- [Task statement]
Each entry in the listing below should be restated word for word.

[begin Dataset extract]

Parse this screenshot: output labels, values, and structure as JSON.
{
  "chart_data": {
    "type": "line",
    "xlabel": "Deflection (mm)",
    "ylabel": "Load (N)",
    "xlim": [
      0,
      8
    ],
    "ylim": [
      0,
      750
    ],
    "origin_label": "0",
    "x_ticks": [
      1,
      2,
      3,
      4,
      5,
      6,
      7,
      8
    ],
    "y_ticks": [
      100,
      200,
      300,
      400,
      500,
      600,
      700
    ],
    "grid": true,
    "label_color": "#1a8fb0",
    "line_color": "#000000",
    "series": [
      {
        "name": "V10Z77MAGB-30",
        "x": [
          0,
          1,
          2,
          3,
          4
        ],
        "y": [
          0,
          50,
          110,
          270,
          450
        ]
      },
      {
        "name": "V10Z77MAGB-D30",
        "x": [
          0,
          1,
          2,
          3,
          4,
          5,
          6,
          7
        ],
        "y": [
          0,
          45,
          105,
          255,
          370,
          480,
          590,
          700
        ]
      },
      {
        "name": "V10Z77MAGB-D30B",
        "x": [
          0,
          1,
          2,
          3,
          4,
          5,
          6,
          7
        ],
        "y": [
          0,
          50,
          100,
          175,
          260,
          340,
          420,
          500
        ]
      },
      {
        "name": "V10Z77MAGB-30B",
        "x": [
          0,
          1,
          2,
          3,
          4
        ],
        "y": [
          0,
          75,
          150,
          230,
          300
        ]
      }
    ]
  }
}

[end Dataset extract]

- [Answer to the problem]
Parse this screenshot: output labels, values, and structure as JSON.
{
  "chart_data": {
    "type": "line",
    "xlabel": "Deflection (mm)",
    "ylabel": "Load (N)",
    "xlim": [
      0,
      8
    ],
    "ylim": [
      0,
      750
    ],
    "origin_label": "0",
    "x_ticks": [
      1,
      2,
      3,
      4,
      5,
      6,
      7,
      8
    ],
    "y_ticks": [
      100,
      200,
      300,
      400,
      500,
      600,
      700
    ],
    "grid": true,
    "label_color": "#1a8fb0",
    "line_color": "#000000",
    "series": [
      {
        "name": "V10Z77MAGB-30",
        "x": [
          0,
          1,
          2,
          3,
          4
        ],
        "y": [
          0,
          50,
          110,
          270,
          450
        ]
      },
      {
        "name": "V10Z77MAGB-D30",
        "x": [
          0,
          1,
          2,
          3,
          4,
          5,
          6,
          7
        ],
        "y": [
          0,
          45,
          105,
          255,
          370,
          480,
          590,
          700
        ]
      },
      {
        "name": "V10Z77MAGB-D30B",
        "x": [
          0,
          1,
          2,
          3,
          4,
          5,
          6,
          7
        ],
        "y": [
          0,
          50,
          100,
          175,
          260,
          340,
          420,
          500
        ]
      },
      {
        "name": "V10Z77MAGB-30B",
        "x": [
          0,
          1,
          2,
          3,
          4
        ],
        "y": [
          0,
          75,
          150,
          230,
          300
        ]
      }
    ]
  }
}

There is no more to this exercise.